Records to use –
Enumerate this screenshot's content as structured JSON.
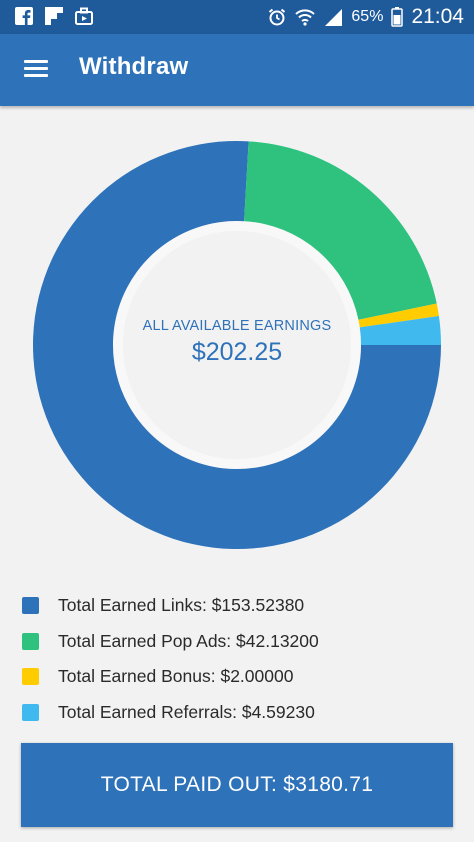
{
  "status_bar": {
    "battery": "65%",
    "time": "21:04",
    "left_icons": [
      "facebook-icon",
      "flipboard-icon",
      "briefcase-icon"
    ],
    "right_icons": [
      "alarm-icon",
      "wifi-icon",
      "signal-icon",
      "battery-icon"
    ]
  },
  "app_bar": {
    "title": "Withdraw",
    "menu_icon": "hamburger-menu-icon"
  },
  "center": {
    "label": "ALL AVAILABLE EARNINGS",
    "value": "$202.25"
  },
  "chart_data": {
    "type": "pie",
    "categories": [
      "Total Earned Links",
      "Total Earned Pop Ads",
      "Total Earned Bonus",
      "Total Earned Referrals"
    ],
    "values": [
      153.5238,
      42.132,
      2.0,
      4.5923
    ],
    "colors": [
      "#2e72ba",
      "#2ec27e",
      "#ffcc00",
      "#3fb9ee"
    ]
  },
  "legend": [
    {
      "label": "Total Earned Links: $153.52380",
      "color": "#2e72ba"
    },
    {
      "label": "Total Earned Pop Ads: $42.13200",
      "color": "#2ec27e"
    },
    {
      "label": "Total Earned Bonus: $2.00000",
      "color": "#ffcc00"
    },
    {
      "label": "Total Earned Referrals: $4.59230",
      "color": "#3fb9ee"
    }
  ],
  "paid_out_button": {
    "label": "TOTAL PAID OUT: $3180.71"
  }
}
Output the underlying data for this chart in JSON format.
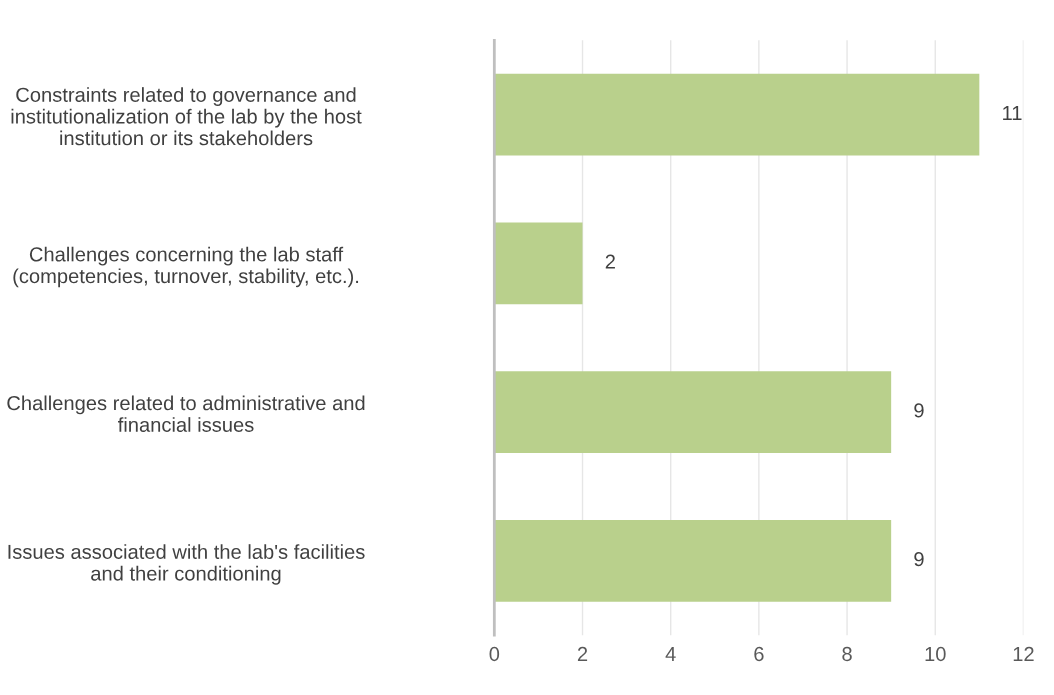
{
  "chart_data": {
    "type": "bar",
    "orientation": "horizontal",
    "categories": [
      "Constraints related to governance and\ninstitutionalization of the lab by the host\ninstitution or its stakeholders",
      "Challenges concerning the lab staff\n(competencies, turnover, stability, etc.).",
      "Challenges related to administrative and\nfinancial issues",
      "Issues associated with the lab's facilities\nand their conditioning"
    ],
    "values": [
      11,
      2,
      9,
      9
    ],
    "color": "#b9d08c",
    "xlim": [
      0,
      12
    ],
    "xticks": [
      0,
      2,
      4,
      6,
      8,
      10,
      12
    ],
    "grid": "x",
    "data_labels": true
  }
}
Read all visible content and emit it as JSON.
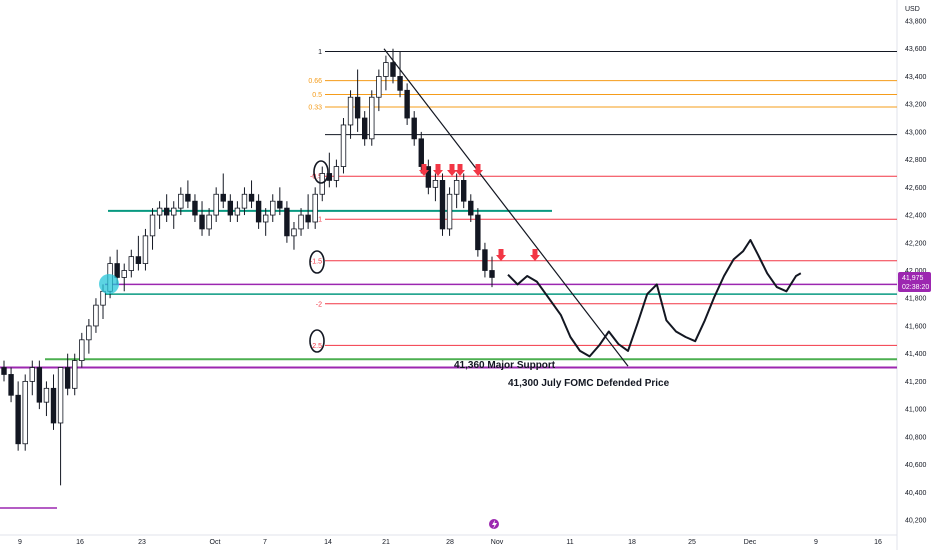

Exercise directions – Locate the lines above that hold the word "content". Show every one of them.

Task solution –
Enumerate this screenshot's content as structured JSON.
Read all visible content and emit it as JSON.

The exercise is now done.